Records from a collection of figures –
Segment Open

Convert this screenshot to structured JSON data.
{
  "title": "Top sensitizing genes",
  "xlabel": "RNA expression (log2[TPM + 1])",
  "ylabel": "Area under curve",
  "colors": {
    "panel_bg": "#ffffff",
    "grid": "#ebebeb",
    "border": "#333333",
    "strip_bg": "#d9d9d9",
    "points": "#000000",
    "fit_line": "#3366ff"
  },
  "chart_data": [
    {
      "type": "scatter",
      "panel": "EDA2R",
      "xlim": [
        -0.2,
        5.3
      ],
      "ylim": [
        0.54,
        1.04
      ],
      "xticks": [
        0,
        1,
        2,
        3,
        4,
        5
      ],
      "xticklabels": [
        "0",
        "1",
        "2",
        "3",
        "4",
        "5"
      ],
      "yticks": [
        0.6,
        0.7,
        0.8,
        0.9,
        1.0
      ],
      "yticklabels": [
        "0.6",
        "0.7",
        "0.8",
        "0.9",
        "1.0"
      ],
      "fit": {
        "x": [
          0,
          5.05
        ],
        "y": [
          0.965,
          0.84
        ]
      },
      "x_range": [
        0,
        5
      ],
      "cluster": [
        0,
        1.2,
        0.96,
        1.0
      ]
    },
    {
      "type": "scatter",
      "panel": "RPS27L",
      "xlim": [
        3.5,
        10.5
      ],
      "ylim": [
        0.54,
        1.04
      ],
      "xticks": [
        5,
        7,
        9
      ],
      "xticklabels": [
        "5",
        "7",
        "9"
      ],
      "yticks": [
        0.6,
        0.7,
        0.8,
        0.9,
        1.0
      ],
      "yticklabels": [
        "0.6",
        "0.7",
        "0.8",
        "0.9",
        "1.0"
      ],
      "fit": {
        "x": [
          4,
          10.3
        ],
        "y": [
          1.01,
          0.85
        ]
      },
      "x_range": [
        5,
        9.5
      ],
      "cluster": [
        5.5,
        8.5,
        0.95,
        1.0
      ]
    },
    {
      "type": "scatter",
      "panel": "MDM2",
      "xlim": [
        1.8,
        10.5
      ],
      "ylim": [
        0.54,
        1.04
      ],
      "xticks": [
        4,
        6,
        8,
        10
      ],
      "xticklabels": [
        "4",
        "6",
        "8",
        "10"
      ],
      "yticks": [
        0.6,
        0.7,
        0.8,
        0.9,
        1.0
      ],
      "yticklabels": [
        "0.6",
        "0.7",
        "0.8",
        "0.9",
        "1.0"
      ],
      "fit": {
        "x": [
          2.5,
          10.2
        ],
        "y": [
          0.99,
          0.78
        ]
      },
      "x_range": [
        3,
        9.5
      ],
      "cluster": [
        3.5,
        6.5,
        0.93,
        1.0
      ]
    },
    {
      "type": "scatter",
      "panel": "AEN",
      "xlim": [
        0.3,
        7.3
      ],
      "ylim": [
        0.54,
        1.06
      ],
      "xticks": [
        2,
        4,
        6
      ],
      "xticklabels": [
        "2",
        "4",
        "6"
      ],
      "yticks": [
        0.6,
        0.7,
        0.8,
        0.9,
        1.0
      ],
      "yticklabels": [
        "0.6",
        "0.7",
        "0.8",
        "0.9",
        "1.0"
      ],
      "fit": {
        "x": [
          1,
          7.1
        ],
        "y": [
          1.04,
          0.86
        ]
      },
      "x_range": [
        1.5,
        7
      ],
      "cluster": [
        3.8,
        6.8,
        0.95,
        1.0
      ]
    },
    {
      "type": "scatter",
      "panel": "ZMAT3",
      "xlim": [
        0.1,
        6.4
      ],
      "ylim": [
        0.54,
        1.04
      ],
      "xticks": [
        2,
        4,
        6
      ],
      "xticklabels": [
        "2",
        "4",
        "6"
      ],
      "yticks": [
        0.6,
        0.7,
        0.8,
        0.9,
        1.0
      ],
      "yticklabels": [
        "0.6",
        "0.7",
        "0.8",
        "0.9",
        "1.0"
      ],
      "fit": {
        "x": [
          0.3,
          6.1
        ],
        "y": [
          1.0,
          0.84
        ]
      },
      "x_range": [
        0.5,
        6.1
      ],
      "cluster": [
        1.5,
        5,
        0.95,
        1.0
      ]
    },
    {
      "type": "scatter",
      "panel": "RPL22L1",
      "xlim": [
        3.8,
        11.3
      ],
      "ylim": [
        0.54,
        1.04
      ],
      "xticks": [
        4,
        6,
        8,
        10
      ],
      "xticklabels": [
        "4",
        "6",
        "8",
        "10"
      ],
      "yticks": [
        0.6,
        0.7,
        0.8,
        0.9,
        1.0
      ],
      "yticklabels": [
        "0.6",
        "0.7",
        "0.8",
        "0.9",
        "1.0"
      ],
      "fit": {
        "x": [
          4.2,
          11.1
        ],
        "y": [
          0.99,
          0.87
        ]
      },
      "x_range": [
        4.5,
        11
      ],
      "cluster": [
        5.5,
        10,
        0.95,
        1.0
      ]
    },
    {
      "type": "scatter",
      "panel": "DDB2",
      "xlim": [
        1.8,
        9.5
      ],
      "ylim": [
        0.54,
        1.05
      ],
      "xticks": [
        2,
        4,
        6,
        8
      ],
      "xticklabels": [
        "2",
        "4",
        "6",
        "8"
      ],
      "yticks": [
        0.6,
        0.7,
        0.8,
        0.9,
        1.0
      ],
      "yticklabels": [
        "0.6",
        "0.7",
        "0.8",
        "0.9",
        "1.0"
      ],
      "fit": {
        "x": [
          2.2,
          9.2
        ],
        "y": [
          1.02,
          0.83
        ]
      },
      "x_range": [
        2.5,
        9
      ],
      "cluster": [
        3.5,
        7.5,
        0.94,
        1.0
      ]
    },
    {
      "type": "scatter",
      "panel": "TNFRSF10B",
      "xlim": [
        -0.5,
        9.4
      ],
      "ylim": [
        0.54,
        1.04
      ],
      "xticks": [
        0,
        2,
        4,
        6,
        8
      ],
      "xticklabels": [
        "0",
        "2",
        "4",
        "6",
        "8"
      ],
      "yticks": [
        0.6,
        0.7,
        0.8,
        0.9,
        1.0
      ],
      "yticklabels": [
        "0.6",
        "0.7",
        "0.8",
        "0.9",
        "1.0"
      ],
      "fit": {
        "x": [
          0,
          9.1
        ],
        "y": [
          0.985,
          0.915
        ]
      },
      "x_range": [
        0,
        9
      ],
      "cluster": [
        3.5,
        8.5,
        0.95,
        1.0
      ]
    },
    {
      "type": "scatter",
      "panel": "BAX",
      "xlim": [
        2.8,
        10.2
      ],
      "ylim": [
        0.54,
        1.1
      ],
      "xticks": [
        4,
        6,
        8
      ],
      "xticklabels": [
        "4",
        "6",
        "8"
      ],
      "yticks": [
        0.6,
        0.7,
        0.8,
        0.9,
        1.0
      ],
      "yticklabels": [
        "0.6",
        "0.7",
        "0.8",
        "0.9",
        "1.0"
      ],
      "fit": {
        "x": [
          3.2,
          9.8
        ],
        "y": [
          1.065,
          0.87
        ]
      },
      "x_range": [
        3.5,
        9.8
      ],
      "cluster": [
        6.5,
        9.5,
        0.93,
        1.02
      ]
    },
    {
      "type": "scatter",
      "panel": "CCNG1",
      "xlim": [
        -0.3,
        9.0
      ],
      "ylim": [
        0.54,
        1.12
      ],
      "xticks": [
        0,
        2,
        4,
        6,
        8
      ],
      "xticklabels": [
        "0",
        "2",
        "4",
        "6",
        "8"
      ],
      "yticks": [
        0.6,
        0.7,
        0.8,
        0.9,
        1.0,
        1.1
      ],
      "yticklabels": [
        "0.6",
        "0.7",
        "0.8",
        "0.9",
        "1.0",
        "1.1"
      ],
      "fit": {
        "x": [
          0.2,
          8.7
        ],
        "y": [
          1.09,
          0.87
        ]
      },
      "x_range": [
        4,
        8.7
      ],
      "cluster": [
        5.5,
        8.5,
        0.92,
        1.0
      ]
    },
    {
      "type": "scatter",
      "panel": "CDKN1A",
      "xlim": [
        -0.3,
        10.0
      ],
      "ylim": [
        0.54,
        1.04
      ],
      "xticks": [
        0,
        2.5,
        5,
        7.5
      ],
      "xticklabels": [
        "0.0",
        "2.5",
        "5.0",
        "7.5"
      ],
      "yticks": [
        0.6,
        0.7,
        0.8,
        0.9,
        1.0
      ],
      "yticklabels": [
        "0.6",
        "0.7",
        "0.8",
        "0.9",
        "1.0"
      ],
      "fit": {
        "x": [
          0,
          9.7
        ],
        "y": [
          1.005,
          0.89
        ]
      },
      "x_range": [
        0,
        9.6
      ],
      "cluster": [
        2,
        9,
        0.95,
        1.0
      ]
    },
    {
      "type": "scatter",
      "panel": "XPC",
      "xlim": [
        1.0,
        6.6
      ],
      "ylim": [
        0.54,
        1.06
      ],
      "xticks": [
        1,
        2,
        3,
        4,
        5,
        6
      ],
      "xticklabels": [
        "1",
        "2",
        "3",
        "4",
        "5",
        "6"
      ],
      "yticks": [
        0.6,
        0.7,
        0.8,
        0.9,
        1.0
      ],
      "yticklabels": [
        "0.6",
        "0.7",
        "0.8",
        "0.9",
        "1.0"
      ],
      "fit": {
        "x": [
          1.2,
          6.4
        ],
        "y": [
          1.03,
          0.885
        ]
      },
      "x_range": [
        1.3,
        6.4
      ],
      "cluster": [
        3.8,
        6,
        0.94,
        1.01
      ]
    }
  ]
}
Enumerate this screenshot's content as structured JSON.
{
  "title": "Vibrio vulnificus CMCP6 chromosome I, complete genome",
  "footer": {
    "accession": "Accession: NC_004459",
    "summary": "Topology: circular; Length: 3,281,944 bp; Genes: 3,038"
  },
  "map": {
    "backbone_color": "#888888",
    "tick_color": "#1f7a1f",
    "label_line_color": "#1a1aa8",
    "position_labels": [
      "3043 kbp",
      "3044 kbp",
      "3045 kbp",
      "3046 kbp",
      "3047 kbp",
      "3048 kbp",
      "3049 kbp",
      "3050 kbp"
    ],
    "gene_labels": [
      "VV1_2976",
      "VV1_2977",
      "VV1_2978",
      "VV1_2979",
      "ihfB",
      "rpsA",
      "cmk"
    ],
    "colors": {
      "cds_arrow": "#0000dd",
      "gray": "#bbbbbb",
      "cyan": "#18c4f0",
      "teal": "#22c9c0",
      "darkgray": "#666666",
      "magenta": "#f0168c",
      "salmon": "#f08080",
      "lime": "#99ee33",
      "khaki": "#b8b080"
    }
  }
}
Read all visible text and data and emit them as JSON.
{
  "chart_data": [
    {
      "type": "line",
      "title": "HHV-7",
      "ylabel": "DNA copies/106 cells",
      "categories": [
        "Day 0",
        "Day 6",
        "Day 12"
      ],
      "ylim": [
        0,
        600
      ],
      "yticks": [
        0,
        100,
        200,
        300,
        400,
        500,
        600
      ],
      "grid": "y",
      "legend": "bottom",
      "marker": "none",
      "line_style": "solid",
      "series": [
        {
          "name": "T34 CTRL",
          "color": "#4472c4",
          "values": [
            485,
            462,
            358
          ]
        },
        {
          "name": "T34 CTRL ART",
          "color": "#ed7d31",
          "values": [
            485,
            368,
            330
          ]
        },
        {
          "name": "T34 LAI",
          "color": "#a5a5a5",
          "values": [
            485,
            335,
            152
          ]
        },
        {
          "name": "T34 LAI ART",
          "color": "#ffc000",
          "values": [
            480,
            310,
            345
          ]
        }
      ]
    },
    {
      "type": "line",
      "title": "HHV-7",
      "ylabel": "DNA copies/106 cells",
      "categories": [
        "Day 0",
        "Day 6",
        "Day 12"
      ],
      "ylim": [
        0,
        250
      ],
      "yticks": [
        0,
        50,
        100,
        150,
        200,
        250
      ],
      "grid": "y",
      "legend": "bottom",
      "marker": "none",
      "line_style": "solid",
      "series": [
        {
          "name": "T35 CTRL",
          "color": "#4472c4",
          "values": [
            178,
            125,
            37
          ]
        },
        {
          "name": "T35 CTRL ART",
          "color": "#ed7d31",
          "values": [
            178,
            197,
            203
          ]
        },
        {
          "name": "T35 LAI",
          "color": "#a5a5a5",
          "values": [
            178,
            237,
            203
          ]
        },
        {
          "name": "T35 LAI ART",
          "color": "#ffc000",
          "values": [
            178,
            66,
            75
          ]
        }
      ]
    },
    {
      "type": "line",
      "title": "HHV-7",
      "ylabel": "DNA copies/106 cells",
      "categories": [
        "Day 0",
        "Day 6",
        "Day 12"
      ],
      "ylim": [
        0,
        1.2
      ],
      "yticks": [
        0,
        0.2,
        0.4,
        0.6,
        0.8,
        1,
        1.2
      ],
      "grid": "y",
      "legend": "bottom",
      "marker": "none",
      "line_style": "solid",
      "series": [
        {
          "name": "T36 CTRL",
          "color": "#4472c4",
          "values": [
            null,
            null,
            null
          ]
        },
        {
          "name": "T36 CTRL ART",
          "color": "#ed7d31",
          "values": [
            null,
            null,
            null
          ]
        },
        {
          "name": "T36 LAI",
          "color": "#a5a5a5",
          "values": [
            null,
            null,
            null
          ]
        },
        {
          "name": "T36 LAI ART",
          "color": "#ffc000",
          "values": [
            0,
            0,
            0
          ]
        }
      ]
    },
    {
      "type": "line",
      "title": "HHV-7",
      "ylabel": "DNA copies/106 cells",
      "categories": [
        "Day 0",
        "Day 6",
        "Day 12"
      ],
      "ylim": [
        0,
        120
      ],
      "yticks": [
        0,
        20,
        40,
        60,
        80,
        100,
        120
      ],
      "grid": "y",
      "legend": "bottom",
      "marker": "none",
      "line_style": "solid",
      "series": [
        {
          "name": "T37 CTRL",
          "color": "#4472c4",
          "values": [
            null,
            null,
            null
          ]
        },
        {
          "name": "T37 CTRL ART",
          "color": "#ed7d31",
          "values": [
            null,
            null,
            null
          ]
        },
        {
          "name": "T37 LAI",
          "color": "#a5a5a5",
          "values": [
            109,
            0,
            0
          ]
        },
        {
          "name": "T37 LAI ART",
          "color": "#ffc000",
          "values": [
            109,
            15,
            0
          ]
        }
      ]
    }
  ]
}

Segment Closed

What you will do – Whenever a line in the entries above includes the word "structured", pull that line out.

Answer to the problem –
Convert this screenshot to structured JSON data.
Enumerate this screenshot's content as structured JSON.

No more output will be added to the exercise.